> **Given request**: Search the records below for the word "labels" and show every line where it occurs.

> **Entries shown**:
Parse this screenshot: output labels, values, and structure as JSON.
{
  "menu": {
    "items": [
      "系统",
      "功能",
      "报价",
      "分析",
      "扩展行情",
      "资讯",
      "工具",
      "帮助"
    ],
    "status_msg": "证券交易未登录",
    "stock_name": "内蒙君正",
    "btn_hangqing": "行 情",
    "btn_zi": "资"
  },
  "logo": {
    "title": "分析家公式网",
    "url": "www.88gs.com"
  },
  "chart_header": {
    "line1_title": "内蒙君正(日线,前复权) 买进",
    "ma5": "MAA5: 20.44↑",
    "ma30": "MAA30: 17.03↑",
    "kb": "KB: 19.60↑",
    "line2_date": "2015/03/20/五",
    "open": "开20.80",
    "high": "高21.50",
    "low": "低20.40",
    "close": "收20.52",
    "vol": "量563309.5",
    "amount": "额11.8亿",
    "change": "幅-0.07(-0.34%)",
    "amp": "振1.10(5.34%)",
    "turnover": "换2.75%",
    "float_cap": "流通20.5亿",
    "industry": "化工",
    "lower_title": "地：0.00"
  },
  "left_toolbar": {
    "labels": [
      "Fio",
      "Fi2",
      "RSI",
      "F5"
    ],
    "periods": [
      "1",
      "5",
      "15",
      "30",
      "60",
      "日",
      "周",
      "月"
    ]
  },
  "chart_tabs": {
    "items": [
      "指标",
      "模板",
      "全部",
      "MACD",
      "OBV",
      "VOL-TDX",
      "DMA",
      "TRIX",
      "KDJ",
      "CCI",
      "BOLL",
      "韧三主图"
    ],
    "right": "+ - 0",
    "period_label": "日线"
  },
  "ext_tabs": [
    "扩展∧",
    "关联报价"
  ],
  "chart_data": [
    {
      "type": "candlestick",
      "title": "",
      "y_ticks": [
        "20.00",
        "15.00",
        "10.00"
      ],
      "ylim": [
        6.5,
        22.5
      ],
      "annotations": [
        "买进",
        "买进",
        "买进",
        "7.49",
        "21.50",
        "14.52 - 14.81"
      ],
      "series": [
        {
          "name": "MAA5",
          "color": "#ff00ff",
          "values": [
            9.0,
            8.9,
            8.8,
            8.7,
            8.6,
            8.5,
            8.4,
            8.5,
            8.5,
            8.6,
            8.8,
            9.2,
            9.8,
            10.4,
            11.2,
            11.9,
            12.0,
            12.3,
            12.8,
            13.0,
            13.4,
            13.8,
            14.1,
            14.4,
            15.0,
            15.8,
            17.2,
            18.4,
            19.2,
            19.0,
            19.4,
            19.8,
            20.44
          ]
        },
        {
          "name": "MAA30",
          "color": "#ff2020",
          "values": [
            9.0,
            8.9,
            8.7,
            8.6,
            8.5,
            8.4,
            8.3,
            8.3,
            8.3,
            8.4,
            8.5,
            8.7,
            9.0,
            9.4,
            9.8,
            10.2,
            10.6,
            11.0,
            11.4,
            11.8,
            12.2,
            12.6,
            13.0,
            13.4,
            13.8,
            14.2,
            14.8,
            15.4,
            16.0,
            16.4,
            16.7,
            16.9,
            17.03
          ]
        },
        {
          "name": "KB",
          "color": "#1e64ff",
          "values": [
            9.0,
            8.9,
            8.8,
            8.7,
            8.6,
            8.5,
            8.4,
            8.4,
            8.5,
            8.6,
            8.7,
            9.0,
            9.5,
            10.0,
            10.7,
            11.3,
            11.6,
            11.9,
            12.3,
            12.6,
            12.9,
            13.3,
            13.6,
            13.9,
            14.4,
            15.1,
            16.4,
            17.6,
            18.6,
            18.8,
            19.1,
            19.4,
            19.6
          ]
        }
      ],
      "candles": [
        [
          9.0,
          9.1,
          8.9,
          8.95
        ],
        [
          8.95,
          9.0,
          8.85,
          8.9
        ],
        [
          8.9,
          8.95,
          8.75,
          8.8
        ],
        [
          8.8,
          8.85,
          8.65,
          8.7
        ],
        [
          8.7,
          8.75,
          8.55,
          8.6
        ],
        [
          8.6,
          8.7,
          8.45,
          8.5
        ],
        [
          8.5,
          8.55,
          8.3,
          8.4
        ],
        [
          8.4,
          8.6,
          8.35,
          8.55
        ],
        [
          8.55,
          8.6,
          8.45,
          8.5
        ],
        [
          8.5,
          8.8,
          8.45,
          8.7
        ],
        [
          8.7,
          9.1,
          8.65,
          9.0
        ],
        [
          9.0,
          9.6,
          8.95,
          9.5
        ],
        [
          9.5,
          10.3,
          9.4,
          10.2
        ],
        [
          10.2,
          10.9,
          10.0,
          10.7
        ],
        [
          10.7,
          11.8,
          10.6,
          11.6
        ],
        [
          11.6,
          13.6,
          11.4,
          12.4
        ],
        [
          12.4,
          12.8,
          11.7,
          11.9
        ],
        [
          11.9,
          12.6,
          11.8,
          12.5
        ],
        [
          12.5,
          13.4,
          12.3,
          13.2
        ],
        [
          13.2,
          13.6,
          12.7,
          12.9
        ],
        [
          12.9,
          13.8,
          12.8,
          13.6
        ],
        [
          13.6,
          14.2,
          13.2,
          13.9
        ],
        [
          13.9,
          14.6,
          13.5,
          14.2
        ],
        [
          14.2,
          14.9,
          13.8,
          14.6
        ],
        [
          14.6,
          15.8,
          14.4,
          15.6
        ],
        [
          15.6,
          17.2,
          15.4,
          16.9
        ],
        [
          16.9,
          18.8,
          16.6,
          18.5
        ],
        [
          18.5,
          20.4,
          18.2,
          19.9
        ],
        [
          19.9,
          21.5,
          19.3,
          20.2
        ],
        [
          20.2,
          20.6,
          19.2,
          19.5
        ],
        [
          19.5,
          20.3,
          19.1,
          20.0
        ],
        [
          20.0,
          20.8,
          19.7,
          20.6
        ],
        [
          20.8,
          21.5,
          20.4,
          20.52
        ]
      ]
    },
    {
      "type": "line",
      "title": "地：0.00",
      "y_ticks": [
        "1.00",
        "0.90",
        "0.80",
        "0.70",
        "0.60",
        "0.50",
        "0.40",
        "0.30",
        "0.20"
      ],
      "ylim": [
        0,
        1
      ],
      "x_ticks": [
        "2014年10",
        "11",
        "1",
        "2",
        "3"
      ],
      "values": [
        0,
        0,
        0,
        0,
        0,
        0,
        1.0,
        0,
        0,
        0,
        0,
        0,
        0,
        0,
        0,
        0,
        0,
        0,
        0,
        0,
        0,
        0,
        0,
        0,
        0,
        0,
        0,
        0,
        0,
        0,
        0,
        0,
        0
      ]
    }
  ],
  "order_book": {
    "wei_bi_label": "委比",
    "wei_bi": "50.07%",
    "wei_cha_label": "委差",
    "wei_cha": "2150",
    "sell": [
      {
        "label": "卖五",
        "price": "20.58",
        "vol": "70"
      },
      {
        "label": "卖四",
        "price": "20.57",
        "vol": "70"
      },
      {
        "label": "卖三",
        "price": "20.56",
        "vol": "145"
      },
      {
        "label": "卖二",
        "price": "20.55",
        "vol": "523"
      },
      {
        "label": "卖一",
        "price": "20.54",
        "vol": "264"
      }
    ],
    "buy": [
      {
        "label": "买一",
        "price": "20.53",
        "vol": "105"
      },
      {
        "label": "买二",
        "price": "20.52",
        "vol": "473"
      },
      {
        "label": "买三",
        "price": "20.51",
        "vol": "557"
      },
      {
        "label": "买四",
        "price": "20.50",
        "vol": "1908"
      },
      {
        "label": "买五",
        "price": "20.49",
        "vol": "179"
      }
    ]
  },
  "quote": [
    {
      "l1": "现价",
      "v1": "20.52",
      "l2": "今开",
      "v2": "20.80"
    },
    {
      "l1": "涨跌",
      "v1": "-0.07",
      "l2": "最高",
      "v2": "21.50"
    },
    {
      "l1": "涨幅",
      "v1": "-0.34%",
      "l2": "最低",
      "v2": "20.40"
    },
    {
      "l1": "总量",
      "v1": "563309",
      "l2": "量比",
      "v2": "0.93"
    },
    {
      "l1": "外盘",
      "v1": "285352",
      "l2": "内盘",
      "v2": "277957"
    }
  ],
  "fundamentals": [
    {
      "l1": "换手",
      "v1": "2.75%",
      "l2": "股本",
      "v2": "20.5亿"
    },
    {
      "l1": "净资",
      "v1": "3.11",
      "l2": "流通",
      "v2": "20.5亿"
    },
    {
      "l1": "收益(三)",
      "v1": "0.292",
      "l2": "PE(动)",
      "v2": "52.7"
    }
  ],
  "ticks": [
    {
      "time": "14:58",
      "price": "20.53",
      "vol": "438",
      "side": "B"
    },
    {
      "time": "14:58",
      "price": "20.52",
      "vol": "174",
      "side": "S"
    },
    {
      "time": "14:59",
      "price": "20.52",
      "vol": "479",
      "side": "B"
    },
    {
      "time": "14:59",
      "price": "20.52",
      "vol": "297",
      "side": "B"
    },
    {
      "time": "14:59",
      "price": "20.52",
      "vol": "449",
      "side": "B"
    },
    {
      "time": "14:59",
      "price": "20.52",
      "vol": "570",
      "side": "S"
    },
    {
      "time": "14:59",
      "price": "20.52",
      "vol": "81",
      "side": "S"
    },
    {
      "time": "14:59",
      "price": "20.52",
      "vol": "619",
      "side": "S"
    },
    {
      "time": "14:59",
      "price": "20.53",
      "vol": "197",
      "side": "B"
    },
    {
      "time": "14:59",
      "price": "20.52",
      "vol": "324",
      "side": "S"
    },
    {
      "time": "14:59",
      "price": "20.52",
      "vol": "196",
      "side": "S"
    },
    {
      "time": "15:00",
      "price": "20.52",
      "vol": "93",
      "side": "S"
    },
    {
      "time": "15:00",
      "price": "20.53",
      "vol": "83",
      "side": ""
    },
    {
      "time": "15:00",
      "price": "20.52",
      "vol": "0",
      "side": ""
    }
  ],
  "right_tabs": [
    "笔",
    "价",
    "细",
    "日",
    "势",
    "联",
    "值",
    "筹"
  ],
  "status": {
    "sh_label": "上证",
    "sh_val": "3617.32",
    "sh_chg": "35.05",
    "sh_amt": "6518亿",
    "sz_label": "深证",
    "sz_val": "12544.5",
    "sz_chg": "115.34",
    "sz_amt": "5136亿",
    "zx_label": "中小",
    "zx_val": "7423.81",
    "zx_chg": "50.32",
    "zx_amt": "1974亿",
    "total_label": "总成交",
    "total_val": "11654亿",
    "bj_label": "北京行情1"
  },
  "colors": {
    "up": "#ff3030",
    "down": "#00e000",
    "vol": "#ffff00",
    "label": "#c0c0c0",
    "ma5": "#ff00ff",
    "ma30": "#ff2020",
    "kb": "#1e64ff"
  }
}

> **Written solution**:
Parse this screenshot: output labels, values, and structure as JSON.
    "labels": [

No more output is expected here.